» **DIRECTIVE**:
Records follow. Select each line holding "times".

•••

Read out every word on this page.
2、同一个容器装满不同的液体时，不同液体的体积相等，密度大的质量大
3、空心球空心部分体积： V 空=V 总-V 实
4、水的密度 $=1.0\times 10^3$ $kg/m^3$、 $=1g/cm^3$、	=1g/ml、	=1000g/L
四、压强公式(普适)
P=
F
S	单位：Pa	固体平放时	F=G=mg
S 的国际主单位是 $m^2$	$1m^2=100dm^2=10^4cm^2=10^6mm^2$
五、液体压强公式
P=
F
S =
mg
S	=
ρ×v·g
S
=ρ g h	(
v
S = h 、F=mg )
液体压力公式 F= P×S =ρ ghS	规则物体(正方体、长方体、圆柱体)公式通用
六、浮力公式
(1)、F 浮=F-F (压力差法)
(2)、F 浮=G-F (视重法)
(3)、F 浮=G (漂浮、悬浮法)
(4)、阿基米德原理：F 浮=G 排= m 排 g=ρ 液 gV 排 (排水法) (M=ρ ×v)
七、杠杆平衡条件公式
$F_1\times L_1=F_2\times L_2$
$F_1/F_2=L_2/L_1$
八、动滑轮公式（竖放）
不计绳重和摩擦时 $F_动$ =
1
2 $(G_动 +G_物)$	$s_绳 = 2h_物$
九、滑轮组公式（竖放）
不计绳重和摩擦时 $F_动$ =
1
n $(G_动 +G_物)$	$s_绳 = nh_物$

•••

» **EXERCISE SOLUTION**:
4、水的密度 $=1.0\times 10^3$ $kg/m^3$、 $=1g/cm^3$、	=1g/ml、	=1000g/L
$F_1\times L_1=F_2\times L_2$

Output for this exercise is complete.